-- TASK INPUT start --

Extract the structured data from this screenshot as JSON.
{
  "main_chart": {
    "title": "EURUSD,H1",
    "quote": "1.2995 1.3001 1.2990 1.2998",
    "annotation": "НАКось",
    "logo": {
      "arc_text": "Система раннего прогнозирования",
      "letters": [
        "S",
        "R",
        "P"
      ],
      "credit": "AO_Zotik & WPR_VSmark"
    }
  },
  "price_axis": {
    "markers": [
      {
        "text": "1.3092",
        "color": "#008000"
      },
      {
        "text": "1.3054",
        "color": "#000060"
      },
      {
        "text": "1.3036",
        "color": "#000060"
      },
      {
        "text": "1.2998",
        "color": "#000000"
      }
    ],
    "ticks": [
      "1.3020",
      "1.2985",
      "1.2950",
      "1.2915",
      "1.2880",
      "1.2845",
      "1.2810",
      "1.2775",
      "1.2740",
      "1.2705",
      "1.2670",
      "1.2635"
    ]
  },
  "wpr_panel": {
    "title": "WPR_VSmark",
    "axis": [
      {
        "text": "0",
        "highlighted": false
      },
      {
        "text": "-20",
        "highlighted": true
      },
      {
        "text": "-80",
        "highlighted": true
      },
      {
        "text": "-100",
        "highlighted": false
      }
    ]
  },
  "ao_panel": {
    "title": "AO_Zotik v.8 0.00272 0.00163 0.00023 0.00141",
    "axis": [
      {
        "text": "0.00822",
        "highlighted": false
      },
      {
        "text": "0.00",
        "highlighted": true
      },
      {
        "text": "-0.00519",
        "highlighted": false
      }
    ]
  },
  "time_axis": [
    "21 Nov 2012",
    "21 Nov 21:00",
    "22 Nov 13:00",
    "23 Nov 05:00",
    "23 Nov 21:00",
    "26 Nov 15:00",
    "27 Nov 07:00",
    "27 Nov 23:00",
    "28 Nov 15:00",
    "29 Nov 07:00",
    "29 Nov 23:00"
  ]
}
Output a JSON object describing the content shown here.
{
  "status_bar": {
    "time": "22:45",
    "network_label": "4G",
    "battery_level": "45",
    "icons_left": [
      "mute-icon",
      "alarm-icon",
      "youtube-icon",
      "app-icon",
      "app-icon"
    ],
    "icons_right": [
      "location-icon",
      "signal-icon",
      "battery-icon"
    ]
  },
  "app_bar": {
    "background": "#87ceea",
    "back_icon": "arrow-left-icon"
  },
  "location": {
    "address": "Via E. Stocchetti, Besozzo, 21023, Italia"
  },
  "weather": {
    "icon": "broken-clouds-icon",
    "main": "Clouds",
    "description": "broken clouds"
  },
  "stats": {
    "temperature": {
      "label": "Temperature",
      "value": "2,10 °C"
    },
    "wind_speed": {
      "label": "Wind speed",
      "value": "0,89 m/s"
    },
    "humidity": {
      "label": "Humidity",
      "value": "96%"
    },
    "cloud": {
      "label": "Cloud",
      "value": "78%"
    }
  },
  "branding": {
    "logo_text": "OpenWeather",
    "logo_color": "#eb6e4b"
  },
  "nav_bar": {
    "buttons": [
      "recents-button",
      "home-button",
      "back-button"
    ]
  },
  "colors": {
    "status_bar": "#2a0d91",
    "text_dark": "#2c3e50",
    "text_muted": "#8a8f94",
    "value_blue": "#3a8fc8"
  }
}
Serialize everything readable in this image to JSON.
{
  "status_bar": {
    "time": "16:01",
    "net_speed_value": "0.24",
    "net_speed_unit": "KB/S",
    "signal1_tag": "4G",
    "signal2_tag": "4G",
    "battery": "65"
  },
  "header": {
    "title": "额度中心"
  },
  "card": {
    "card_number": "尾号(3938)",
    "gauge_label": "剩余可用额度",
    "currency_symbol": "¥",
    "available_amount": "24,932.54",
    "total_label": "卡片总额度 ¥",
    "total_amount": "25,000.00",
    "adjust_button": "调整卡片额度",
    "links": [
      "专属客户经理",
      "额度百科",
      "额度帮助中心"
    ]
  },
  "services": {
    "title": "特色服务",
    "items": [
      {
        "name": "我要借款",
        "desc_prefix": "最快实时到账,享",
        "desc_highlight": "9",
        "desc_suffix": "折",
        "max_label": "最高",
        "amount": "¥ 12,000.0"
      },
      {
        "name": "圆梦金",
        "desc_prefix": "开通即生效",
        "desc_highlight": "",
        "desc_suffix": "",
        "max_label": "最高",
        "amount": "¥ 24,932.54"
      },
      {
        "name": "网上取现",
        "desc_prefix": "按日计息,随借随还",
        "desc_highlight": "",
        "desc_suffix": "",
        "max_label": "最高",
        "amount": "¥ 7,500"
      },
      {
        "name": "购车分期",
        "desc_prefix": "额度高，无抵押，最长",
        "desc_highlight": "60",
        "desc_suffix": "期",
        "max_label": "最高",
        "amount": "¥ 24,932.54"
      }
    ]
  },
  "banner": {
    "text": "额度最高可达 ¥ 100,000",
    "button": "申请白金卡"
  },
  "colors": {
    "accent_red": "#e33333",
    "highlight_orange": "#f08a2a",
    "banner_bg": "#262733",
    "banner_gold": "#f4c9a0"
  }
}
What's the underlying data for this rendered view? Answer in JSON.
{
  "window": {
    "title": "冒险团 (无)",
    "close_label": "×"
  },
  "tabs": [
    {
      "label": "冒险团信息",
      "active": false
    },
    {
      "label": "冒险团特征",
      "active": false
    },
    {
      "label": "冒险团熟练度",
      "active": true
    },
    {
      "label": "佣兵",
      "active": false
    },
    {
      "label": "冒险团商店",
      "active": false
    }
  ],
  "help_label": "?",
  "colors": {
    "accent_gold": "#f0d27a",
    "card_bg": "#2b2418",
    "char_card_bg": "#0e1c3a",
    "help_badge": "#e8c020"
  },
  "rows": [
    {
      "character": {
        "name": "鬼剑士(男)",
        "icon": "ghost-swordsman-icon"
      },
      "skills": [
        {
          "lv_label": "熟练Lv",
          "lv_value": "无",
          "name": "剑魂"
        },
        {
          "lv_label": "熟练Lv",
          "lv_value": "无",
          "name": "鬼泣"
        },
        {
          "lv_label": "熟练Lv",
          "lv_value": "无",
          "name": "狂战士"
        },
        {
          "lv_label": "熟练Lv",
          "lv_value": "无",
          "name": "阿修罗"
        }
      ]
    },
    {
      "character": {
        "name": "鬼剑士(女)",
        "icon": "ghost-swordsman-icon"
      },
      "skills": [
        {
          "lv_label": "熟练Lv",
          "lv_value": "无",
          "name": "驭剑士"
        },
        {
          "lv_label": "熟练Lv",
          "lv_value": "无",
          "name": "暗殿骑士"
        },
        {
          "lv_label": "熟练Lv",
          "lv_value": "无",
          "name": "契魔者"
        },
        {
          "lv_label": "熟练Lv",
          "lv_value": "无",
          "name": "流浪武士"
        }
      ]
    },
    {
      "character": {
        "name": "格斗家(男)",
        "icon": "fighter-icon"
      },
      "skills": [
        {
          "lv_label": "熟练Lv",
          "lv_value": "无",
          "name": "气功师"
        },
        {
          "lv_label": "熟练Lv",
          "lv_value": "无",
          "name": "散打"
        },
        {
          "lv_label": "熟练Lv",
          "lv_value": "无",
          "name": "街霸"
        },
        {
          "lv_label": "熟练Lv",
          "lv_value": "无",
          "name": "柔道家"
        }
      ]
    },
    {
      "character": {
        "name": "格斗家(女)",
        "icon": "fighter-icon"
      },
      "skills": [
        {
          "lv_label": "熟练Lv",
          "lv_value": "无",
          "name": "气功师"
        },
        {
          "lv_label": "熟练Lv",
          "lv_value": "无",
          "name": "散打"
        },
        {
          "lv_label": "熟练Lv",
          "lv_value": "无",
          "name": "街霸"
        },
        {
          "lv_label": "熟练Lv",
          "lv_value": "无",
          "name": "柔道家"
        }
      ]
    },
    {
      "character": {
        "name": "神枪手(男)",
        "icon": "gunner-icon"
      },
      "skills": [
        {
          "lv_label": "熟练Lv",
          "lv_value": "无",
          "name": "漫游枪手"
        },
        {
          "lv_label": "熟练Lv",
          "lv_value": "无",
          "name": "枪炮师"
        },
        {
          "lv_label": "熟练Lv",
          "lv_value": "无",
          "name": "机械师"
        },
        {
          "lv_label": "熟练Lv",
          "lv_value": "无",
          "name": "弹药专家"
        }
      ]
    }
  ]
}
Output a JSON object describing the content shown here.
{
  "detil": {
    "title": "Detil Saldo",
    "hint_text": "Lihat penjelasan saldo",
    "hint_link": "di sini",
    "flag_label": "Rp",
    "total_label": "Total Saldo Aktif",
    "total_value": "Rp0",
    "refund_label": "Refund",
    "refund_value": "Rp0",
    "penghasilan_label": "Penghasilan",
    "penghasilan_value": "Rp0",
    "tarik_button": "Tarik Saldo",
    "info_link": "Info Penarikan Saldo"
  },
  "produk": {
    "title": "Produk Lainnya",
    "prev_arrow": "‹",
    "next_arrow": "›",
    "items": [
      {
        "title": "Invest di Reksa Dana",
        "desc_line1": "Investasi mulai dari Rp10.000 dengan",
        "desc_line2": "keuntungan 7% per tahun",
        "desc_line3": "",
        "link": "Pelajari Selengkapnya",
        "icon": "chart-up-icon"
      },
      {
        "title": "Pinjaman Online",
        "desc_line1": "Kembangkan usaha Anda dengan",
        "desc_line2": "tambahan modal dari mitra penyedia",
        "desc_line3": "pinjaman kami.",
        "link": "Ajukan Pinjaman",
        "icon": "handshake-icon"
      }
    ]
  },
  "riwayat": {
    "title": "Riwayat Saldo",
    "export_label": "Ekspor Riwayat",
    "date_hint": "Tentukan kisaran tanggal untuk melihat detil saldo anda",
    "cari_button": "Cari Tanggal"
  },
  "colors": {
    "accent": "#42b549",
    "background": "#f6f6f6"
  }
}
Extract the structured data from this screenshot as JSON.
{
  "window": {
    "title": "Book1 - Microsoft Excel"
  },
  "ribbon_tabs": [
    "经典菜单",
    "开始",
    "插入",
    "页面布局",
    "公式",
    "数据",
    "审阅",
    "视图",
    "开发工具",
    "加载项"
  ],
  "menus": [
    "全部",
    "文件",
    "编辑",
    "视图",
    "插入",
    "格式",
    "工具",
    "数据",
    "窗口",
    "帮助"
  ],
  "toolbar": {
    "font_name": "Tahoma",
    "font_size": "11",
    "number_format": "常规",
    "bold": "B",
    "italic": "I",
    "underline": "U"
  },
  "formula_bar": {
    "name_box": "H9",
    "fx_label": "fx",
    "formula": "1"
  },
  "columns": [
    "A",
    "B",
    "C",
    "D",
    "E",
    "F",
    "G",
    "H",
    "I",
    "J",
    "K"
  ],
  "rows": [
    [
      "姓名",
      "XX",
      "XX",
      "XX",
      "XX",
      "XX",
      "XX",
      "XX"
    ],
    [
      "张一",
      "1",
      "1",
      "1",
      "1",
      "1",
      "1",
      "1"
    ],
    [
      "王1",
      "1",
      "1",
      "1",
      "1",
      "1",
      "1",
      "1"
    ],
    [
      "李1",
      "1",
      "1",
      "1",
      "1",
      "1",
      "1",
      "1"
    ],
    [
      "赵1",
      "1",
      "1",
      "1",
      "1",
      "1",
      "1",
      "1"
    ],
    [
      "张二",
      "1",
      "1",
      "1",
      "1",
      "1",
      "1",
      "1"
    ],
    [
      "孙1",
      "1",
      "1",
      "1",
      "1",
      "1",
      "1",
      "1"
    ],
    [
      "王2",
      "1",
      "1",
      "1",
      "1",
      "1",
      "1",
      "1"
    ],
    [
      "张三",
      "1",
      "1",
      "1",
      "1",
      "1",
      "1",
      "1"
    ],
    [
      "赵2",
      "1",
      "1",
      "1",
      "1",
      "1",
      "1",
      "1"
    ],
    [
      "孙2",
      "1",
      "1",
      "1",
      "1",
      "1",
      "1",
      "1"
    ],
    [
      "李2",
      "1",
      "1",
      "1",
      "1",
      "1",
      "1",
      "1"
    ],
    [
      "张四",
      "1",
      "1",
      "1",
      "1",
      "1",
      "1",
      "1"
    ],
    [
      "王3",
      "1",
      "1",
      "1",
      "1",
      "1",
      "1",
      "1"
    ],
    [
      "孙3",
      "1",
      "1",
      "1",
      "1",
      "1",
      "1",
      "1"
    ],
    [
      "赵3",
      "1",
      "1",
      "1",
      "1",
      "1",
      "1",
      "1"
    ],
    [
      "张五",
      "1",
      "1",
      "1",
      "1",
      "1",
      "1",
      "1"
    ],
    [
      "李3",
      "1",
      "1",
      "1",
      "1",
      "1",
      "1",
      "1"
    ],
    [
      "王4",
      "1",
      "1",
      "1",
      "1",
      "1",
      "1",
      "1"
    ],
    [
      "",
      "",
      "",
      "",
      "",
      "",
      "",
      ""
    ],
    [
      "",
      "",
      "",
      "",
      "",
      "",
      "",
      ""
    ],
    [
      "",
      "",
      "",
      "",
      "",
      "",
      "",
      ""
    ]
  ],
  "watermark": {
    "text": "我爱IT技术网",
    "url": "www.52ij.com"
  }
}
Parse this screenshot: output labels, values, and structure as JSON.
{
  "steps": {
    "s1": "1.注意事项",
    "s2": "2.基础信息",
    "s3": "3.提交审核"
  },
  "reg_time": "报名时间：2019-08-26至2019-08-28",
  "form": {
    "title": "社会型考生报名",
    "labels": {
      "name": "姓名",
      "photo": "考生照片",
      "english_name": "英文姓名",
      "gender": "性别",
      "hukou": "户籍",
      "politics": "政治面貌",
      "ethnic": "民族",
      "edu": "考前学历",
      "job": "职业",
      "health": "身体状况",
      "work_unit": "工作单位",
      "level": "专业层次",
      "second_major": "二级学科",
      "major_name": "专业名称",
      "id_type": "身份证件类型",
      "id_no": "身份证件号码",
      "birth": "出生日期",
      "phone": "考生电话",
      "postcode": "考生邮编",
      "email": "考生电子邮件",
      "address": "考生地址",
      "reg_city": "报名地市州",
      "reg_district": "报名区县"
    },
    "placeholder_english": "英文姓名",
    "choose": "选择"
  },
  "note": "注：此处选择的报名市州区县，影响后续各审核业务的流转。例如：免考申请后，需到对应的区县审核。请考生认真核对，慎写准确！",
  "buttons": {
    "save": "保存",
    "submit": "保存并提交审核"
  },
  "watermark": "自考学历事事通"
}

-- TASK INPUT end --

### GOAL
Pull out each line of the listing that holds the string "labels".

### EXERCISE RESPONSE
Parse this screenshot: output labels, values, and structure as JSON.
    "labels": {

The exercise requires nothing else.